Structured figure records
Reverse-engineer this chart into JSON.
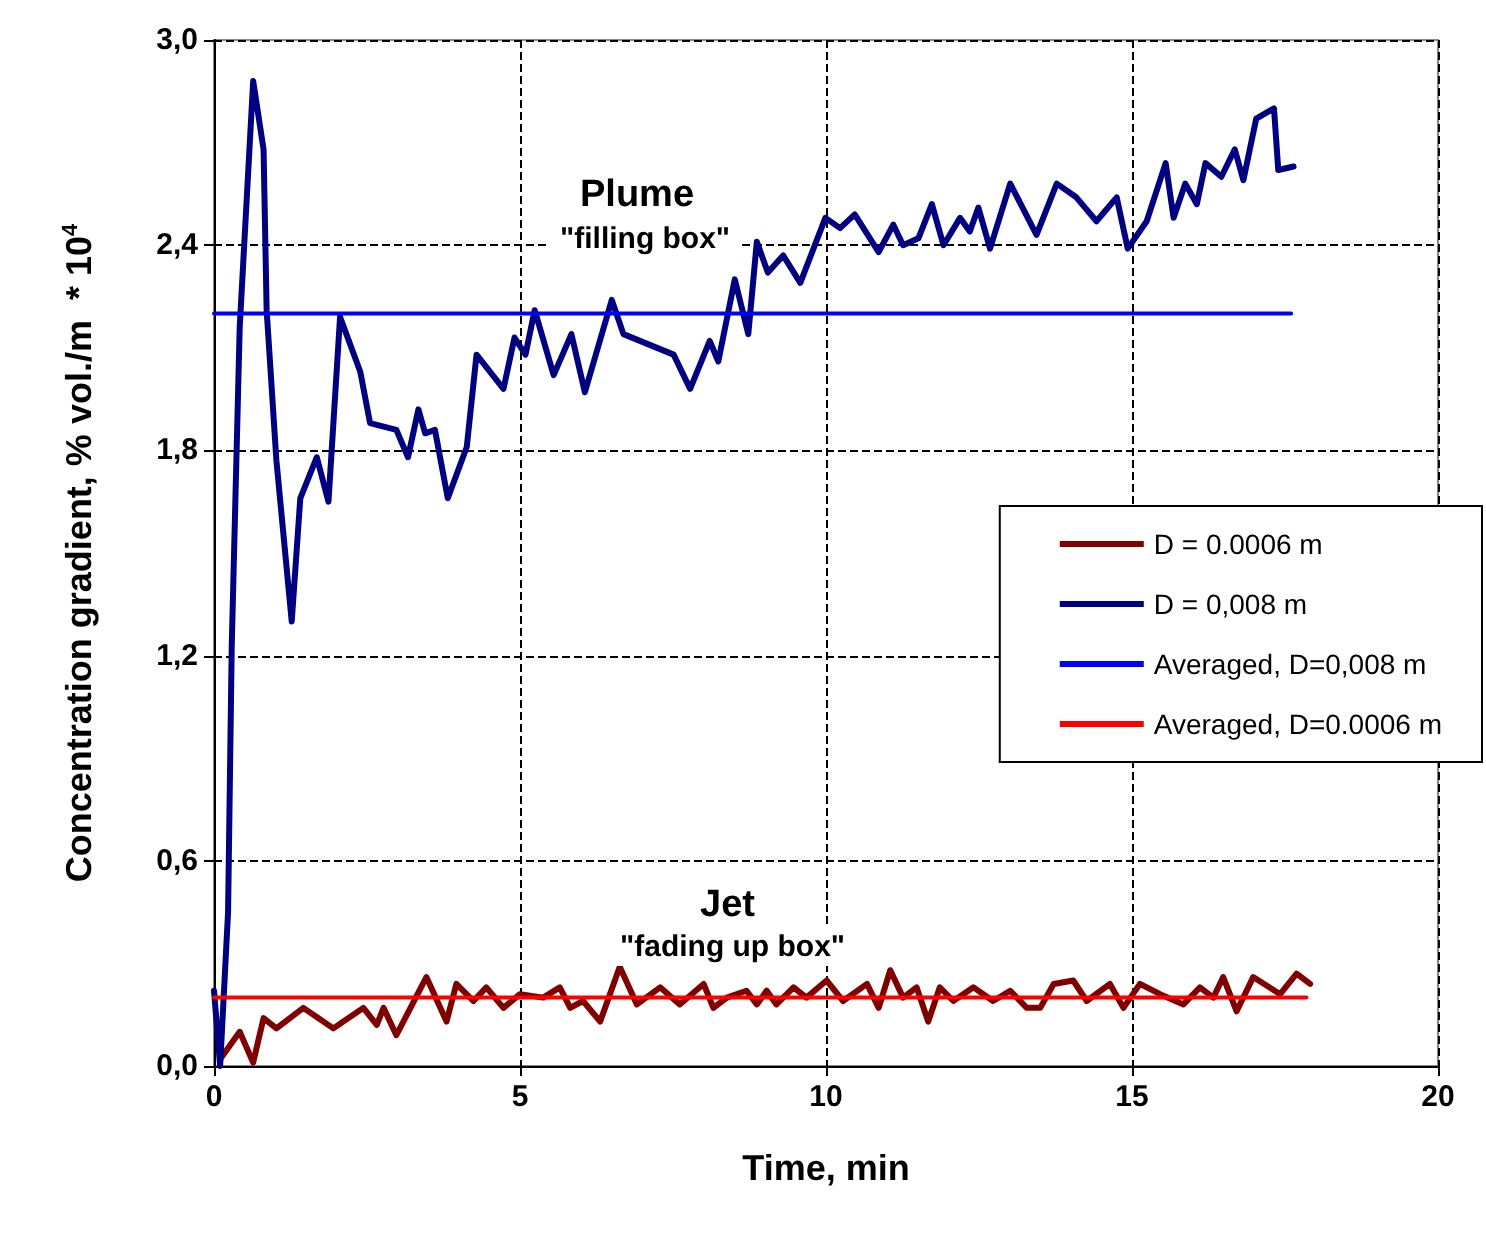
{
  "chart_data": {
    "type": "line",
    "xlabel": "Time, min",
    "ylabel": "Concentration gradient, % vol./m  * 10$^{4}$",
    "xlim": [
      0,
      20
    ],
    "xticks": [
      0,
      5,
      10,
      15,
      20
    ],
    "ylim": [
      0,
      3
    ],
    "yticks": [
      {
        "value": 0,
        "label": "0,0"
      },
      {
        "value": 0.6,
        "label": "0,6"
      },
      {
        "value": 1.2,
        "label": "1,2"
      },
      {
        "value": 1.8,
        "label": "1,8"
      },
      {
        "value": 2.4,
        "label": "2,4"
      },
      {
        "value": 3,
        "label": "3,0"
      }
    ],
    "grid": true,
    "legend": "right",
    "marker": "none",
    "line_style": "solid",
    "annotations": [
      "Plume",
      "\"filling box\"",
      "Jet",
      "\"fading up box\""
    ],
    "series": [
      {
        "name": "D = 0.0006 m",
        "color": "#800000",
        "x": [
          0.1,
          0.42,
          0.64,
          0.81,
          1.02,
          1.46,
          1.95,
          2.44,
          2.66,
          2.77,
          2.98,
          3.47,
          3.8,
          3.96,
          4.24,
          4.45,
          4.73,
          5.0,
          5.38,
          5.65,
          5.82,
          6.03,
          6.31,
          6.63,
          6.91,
          7.29,
          7.61,
          8.0,
          8.16,
          8.38,
          8.7,
          8.87,
          9.03,
          9.19,
          9.47,
          9.68,
          10.01,
          10.28,
          10.67,
          10.86,
          11.05,
          11.26,
          11.48,
          11.67,
          11.86,
          12.08,
          12.41,
          12.73,
          13.01,
          13.28,
          13.5,
          13.72,
          14.04,
          14.26,
          14.64,
          14.86,
          15.13,
          15.46,
          15.84,
          16.11,
          16.33,
          16.49,
          16.71,
          16.98,
          17.42,
          17.69,
          17.91
        ],
        "values": [
          0.02,
          0.1,
          0.01,
          0.14,
          0.11,
          0.17,
          0.11,
          0.17,
          0.12,
          0.17,
          0.09,
          0.26,
          0.13,
          0.24,
          0.19,
          0.23,
          0.17,
          0.21,
          0.2,
          0.23,
          0.17,
          0.19,
          0.13,
          0.29,
          0.18,
          0.23,
          0.18,
          0.24,
          0.17,
          0.2,
          0.22,
          0.18,
          0.22,
          0.18,
          0.23,
          0.2,
          0.25,
          0.19,
          0.24,
          0.17,
          0.28,
          0.2,
          0.23,
          0.13,
          0.23,
          0.19,
          0.23,
          0.19,
          0.22,
          0.17,
          0.17,
          0.24,
          0.25,
          0.19,
          0.24,
          0.17,
          0.24,
          0.21,
          0.18,
          0.23,
          0.2,
          0.26,
          0.16,
          0.26,
          0.21,
          0.27,
          0.24
        ]
      },
      {
        "name": "D = 0,008 m",
        "color": "#000080",
        "x": [
          0,
          0.1,
          0.23,
          0.29,
          0.42,
          0.64,
          0.81,
          0.86,
          1.02,
          1.27,
          1.41,
          1.68,
          1.87,
          2.06,
          2.39,
          2.55,
          2.98,
          3.17,
          3.34,
          3.45,
          3.61,
          3.82,
          4.13,
          4.29,
          4.73,
          4.91,
          5.09,
          5.24,
          5.55,
          5.84,
          6.06,
          6.5,
          6.69,
          7.51,
          7.78,
          8.1,
          8.24,
          8.51,
          8.73,
          8.87,
          9.05,
          9.3,
          9.58,
          9.99,
          10.23,
          10.47,
          10.86,
          11.1,
          11.26,
          11.51,
          11.73,
          11.92,
          12.19,
          12.35,
          12.49,
          12.68,
          13.01,
          13.44,
          13.77,
          14.09,
          14.42,
          14.75,
          14.93,
          15.24,
          15.55,
          15.68,
          15.87,
          16.06,
          16.2,
          16.46,
          16.68,
          16.82,
          17.03,
          17.32,
          17.39,
          17.64
        ],
        "values": [
          0.22,
          0.0,
          0.45,
          1.23,
          2.16,
          2.88,
          2.68,
          2.21,
          1.77,
          1.3,
          1.66,
          1.78,
          1.65,
          2.19,
          2.03,
          1.88,
          1.86,
          1.78,
          1.92,
          1.85,
          1.86,
          1.66,
          1.81,
          2.08,
          1.98,
          2.13,
          2.08,
          2.21,
          2.02,
          2.14,
          1.97,
          2.24,
          2.14,
          2.08,
          1.98,
          2.12,
          2.06,
          2.3,
          2.14,
          2.41,
          2.32,
          2.37,
          2.29,
          2.48,
          2.45,
          2.49,
          2.38,
          2.46,
          2.4,
          2.42,
          2.52,
          2.4,
          2.48,
          2.44,
          2.51,
          2.39,
          2.58,
          2.43,
          2.58,
          2.54,
          2.47,
          2.54,
          2.39,
          2.47,
          2.64,
          2.48,
          2.58,
          2.52,
          2.64,
          2.6,
          2.68,
          2.59,
          2.77,
          2.8,
          2.62,
          2.63
        ]
      },
      {
        "name": "Averaged, D=0,008 m",
        "color": "#0000ff",
        "x": [
          0,
          17.6
        ],
        "values": [
          2.2,
          2.2
        ]
      },
      {
        "name": "Averaged, D=0.0006 m",
        "color": "#ff0000",
        "x": [
          0,
          17.85
        ],
        "values": [
          0.2,
          0.2
        ]
      }
    ]
  }
}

● GIVEN PROBLEM
Transcribe all the lines above exactly, apart from the pictures.

● SOLUTION TO THE EXERCISE
Reverse-engineer this chart into JSON.
{
  "chart_data": {
    "type": "line",
    "xlabel": "Time, min",
    "ylabel": "Concentration gradient, % vol./m  * 10$^{4}$",
    "xlim": [
      0,
      20
    ],
    "xticks": [
      0,
      5,
      10,
      15,
      20
    ],
    "ylim": [
      0,
      3
    ],
    "yticks": [
      {
        "value": 0,
        "label": "0,0"
      },
      {
        "value": 0.6,
        "label": "0,6"
      },
      {
        "value": 1.2,
        "label": "1,2"
      },
      {
        "value": 1.8,
        "label": "1,8"
      },
      {
        "value": 2.4,
        "label": "2,4"
      },
      {
        "value": 3,
        "label": "3,0"
      }
    ],
    "grid": true,
    "legend": "right",
    "marker": "none",
    "line_style": "solid",
    "annotations": [
      "Plume",
      "\"filling box\"",
      "Jet",
      "\"fading up box\""
    ],
    "series": [
      {
        "name": "D = 0.0006 m",
        "color": "#800000",
        "x": [
          0.1,
          0.42,
          0.64,
          0.81,
          1.02,
          1.46,
          1.95,
          2.44,
          2.66,
          2.77,
          2.98,
          3.47,
          3.8,
          3.96,
          4.24,
          4.45,
          4.73,
          5.0,
          5.38,
          5.65,
          5.82,
          6.03,
          6.31,
          6.63,
          6.91,
          7.29,
          7.61,
          8.0,
          8.16,
          8.38,
          8.7,
          8.87,
          9.03,
          9.19,
          9.47,
          9.68,
          10.01,
          10.28,
          10.67,
          10.86,
          11.05,
          11.26,
          11.48,
          11.67,
          11.86,
          12.08,
          12.41,
          12.73,
          13.01,
          13.28,
          13.5,
          13.72,
          14.04,
          14.26,
          14.64,
          14.86,
          15.13,
          15.46,
          15.84,
          16.11,
          16.33,
          16.49,
          16.71,
          16.98,
          17.42,
          17.69,
          17.91
        ],
        "values": [
          0.02,
          0.1,
          0.01,
          0.14,
          0.11,
          0.17,
          0.11,
          0.17,
          0.12,
          0.17,
          0.09,
          0.26,
          0.13,
          0.24,
          0.19,
          0.23,
          0.17,
          0.21,
          0.2,
          0.23,
          0.17,
          0.19,
          0.13,
          0.29,
          0.18,
          0.23,
          0.18,
          0.24,
          0.17,
          0.2,
          0.22,
          0.18,
          0.22,
          0.18,
          0.23,
          0.2,
          0.25,
          0.19,
          0.24,
          0.17,
          0.28,
          0.2,
          0.23,
          0.13,
          0.23,
          0.19,
          0.23,
          0.19,
          0.22,
          0.17,
          0.17,
          0.24,
          0.25,
          0.19,
          0.24,
          0.17,
          0.24,
          0.21,
          0.18,
          0.23,
          0.2,
          0.26,
          0.16,
          0.26,
          0.21,
          0.27,
          0.24
        ]
      },
      {
        "name": "D = 0,008 m",
        "color": "#000080",
        "x": [
          0,
          0.1,
          0.23,
          0.29,
          0.42,
          0.64,
          0.81,
          0.86,
          1.02,
          1.27,
          1.41,
          1.68,
          1.87,
          2.06,
          2.39,
          2.55,
          2.98,
          3.17,
          3.34,
          3.45,
          3.61,
          3.82,
          4.13,
          4.29,
          4.73,
          4.91,
          5.09,
          5.24,
          5.55,
          5.84,
          6.06,
          6.5,
          6.69,
          7.51,
          7.78,
          8.1,
          8.24,
          8.51,
          8.73,
          8.87,
          9.05,
          9.3,
          9.58,
          9.99,
          10.23,
          10.47,
          10.86,
          11.1,
          11.26,
          11.51,
          11.73,
          11.92,
          12.19,
          12.35,
          12.49,
          12.68,
          13.01,
          13.44,
          13.77,
          14.09,
          14.42,
          14.75,
          14.93,
          15.24,
          15.55,
          15.68,
          15.87,
          16.06,
          16.2,
          16.46,
          16.68,
          16.82,
          17.03,
          17.32,
          17.39,
          17.64
        ],
        "values": [
          0.22,
          0.0,
          0.45,
          1.23,
          2.16,
          2.88,
          2.68,
          2.21,
          1.77,
          1.3,
          1.66,
          1.78,
          1.65,
          2.19,
          2.03,
          1.88,
          1.86,
          1.78,
          1.92,
          1.85,
          1.86,
          1.66,
          1.81,
          2.08,
          1.98,
          2.13,
          2.08,
          2.21,
          2.02,
          2.14,
          1.97,
          2.24,
          2.14,
          2.08,
          1.98,
          2.12,
          2.06,
          2.3,
          2.14,
          2.41,
          2.32,
          2.37,
          2.29,
          2.48,
          2.45,
          2.49,
          2.38,
          2.46,
          2.4,
          2.42,
          2.52,
          2.4,
          2.48,
          2.44,
          2.51,
          2.39,
          2.58,
          2.43,
          2.58,
          2.54,
          2.47,
          2.54,
          2.39,
          2.47,
          2.64,
          2.48,
          2.58,
          2.52,
          2.64,
          2.6,
          2.68,
          2.59,
          2.77,
          2.8,
          2.62,
          2.63
        ]
      },
      {
        "name": "Averaged, D=0,008 m",
        "color": "#0000ff",
        "x": [
          0,
          17.6
        ],
        "values": [
          2.2,
          2.2
        ]
      },
      {
        "name": "Averaged, D=0.0006 m",
        "color": "#ff0000",
        "x": [
          0,
          17.85
        ],
        "values": [
          0.2,
          0.2
        ]
      }
    ]
  }
}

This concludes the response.